Short exercise:
All lines in the data bearing the string "social" should be identified and copied.

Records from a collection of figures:

----------

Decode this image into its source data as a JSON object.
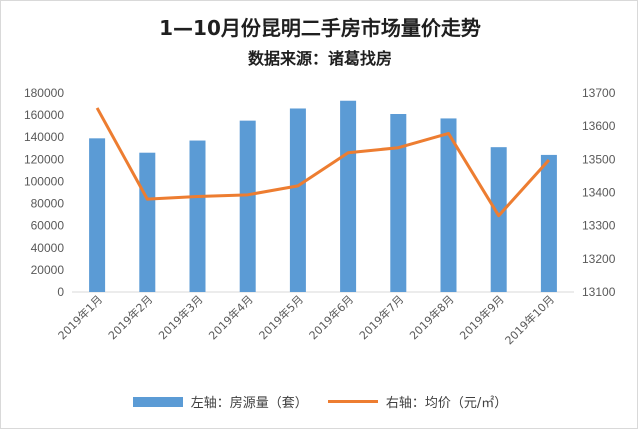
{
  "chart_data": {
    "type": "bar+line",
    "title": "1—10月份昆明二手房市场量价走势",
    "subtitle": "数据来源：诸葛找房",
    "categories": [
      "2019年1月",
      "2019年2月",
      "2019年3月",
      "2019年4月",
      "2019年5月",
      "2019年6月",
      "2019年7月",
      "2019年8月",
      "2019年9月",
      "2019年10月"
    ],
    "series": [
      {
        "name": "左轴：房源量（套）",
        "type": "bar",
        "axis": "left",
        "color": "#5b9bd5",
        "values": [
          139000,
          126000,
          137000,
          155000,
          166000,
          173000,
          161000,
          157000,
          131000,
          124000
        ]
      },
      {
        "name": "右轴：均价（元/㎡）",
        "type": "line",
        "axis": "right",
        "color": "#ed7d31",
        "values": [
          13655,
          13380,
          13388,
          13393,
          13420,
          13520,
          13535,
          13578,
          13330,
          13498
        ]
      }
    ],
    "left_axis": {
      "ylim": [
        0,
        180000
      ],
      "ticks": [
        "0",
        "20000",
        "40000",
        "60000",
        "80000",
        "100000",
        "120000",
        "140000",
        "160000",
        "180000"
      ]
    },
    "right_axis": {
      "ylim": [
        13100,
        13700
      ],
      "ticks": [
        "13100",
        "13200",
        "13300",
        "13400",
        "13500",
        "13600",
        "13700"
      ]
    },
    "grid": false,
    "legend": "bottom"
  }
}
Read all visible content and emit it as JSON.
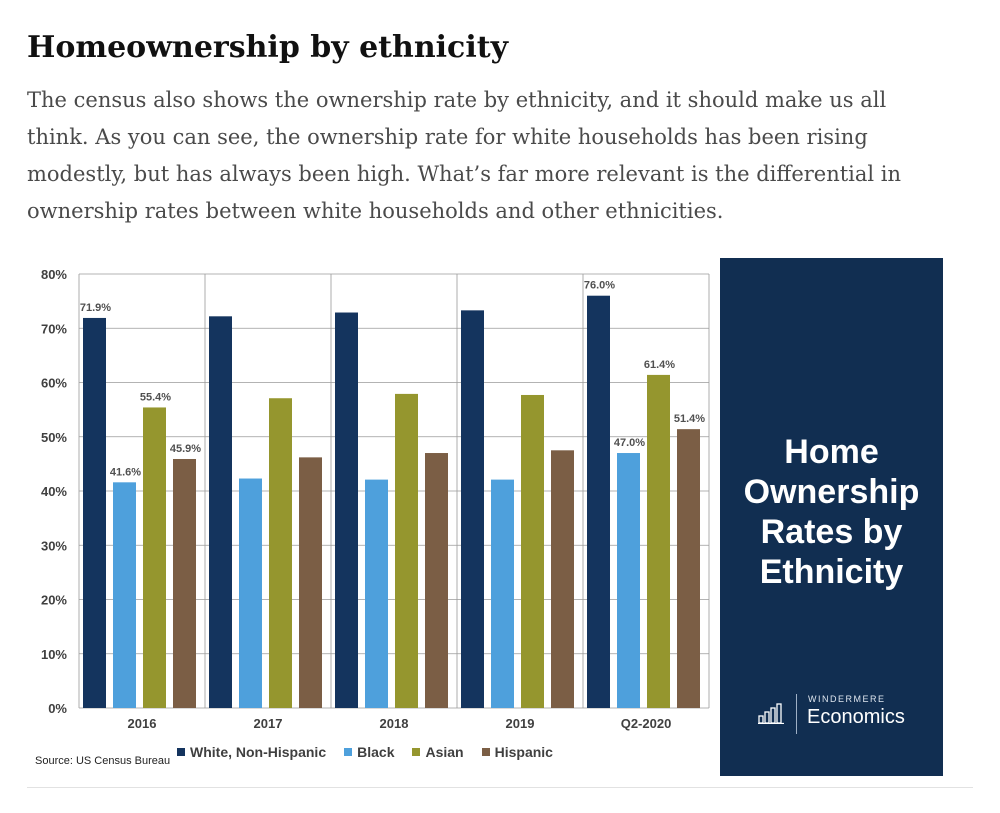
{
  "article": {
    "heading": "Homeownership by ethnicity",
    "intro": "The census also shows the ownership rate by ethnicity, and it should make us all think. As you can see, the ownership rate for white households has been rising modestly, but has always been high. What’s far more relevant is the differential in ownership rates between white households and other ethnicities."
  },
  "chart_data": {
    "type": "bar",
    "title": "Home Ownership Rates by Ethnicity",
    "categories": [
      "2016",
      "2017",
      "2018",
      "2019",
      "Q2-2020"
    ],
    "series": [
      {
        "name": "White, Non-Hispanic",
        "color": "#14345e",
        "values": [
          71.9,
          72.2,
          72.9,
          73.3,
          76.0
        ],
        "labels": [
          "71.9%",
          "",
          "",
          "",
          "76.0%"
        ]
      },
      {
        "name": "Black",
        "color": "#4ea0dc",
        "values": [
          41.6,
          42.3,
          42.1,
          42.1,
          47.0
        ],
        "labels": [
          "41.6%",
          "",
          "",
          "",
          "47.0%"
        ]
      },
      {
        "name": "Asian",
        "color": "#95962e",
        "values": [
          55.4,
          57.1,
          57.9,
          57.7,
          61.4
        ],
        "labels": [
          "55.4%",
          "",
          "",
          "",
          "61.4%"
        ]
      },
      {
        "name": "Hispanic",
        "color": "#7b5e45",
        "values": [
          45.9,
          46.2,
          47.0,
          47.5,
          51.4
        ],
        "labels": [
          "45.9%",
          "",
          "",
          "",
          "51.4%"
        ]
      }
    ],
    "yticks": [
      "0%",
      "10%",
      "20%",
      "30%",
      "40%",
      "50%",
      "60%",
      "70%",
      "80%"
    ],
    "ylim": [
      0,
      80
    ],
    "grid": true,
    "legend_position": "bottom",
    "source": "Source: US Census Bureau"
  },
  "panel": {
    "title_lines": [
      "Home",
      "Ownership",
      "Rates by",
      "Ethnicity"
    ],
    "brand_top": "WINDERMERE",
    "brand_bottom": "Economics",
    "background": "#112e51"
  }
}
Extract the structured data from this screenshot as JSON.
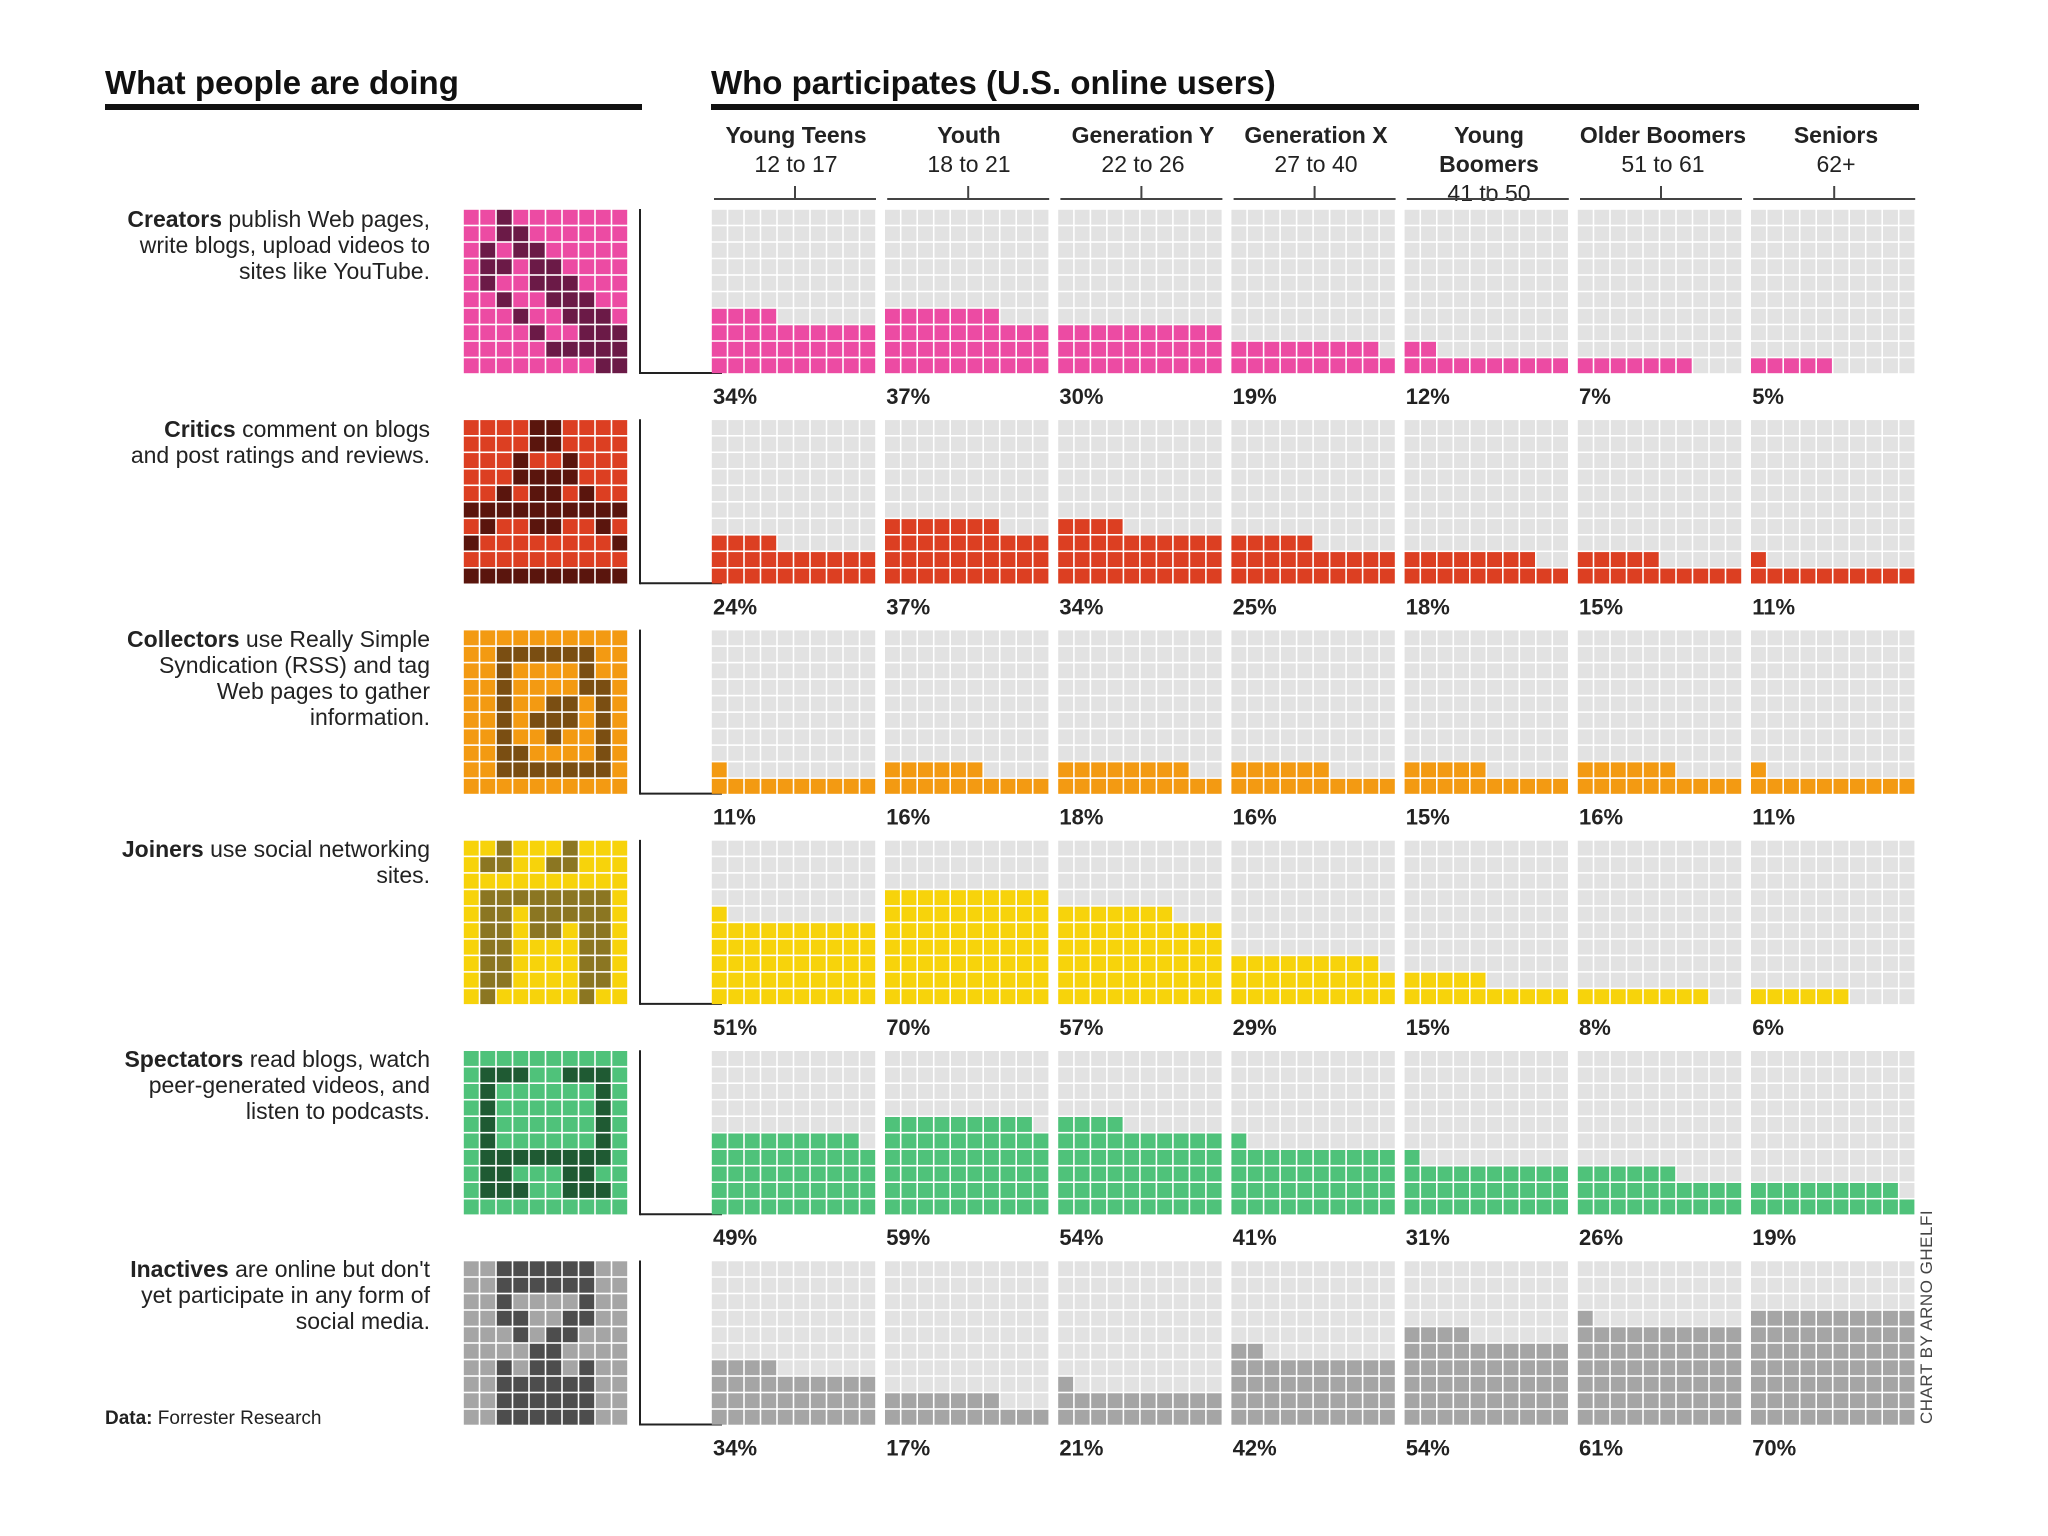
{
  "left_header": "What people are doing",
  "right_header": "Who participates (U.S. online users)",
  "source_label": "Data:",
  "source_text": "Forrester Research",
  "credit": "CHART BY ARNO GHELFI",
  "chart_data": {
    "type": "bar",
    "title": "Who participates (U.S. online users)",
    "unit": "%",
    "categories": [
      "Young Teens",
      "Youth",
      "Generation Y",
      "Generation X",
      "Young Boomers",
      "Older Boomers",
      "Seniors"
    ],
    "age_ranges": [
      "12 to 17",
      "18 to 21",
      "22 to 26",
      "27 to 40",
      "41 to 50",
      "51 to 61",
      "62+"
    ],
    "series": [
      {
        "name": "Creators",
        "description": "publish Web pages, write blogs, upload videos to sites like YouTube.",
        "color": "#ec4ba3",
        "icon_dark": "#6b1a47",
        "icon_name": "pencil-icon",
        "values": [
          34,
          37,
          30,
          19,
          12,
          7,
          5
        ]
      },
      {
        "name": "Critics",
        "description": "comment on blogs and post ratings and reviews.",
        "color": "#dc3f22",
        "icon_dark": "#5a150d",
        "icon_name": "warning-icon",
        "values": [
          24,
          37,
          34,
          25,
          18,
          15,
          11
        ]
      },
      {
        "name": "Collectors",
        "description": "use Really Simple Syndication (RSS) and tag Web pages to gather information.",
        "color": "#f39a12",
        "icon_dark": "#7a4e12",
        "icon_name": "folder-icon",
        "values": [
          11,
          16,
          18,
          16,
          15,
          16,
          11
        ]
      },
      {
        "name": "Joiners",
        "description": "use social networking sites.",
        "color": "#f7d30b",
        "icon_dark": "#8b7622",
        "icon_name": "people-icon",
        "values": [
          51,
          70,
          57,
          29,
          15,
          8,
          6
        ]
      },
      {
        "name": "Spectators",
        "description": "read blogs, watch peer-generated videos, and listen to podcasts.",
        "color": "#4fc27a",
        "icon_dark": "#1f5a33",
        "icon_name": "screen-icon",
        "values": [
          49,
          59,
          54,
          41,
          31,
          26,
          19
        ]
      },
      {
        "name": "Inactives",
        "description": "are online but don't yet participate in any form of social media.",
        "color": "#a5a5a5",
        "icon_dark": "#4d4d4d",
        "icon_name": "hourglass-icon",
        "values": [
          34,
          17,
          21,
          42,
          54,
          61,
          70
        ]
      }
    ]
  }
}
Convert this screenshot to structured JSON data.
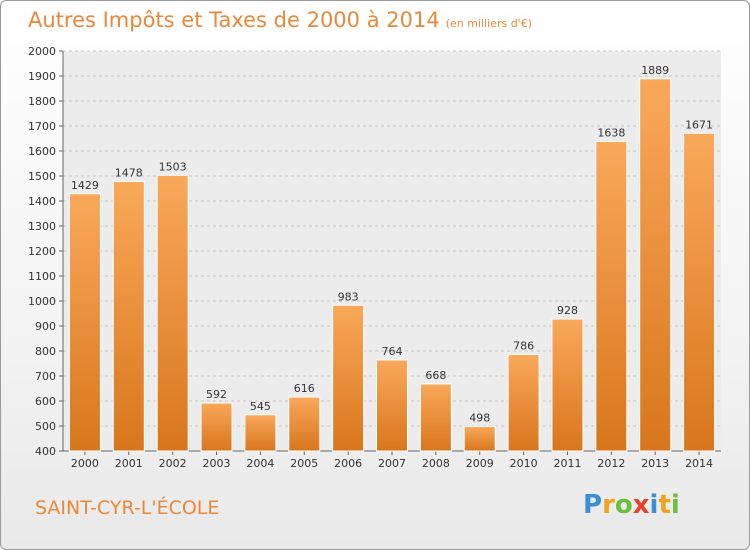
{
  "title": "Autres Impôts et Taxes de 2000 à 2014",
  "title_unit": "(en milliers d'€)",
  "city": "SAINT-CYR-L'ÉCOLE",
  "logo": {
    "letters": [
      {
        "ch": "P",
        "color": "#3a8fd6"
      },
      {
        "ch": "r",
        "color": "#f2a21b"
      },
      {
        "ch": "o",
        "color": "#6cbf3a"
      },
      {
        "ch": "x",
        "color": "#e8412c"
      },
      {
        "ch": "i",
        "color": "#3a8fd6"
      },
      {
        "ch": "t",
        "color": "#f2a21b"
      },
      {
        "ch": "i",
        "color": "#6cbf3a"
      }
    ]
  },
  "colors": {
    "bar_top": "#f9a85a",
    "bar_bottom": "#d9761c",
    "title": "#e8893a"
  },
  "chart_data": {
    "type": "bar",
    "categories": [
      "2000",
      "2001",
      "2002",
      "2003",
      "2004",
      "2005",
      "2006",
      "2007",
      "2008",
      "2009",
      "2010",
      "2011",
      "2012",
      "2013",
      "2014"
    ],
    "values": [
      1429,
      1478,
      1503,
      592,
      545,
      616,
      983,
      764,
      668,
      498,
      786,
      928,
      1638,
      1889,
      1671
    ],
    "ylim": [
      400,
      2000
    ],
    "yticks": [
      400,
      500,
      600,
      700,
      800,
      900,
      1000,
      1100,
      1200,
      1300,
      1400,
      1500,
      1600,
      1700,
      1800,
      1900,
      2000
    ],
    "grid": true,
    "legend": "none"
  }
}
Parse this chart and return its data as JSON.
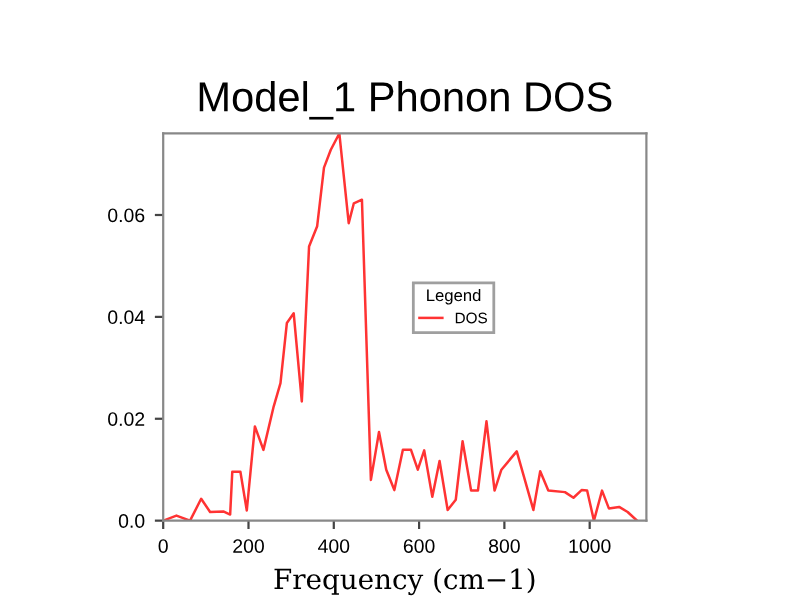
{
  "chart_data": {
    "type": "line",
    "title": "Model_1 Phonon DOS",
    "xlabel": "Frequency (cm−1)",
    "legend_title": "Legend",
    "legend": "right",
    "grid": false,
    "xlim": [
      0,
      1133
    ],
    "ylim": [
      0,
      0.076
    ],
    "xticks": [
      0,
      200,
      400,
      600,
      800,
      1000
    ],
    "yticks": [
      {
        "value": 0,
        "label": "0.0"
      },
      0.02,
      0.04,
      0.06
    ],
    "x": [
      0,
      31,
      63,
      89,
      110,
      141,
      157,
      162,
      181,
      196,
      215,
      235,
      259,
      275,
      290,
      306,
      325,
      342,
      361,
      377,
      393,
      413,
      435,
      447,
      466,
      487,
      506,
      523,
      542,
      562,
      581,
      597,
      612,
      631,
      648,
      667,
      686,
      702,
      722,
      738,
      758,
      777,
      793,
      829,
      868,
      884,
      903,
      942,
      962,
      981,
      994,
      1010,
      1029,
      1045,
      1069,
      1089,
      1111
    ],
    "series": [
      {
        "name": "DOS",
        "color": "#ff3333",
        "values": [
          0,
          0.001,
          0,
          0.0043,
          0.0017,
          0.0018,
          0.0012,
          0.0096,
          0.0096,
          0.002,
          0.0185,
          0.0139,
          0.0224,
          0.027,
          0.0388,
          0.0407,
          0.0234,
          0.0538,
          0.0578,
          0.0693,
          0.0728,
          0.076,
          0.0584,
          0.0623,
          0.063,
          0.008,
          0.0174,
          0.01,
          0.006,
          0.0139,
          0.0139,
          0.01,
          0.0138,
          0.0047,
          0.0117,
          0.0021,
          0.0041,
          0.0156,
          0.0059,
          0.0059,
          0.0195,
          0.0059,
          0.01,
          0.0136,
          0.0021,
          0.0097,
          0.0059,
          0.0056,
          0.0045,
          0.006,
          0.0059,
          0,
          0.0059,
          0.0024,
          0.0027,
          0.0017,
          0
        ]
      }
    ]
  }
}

----------

Written answer:
        "description": "use social networking sites.",
        "description": "are online but don't yet participate in any form of social media.",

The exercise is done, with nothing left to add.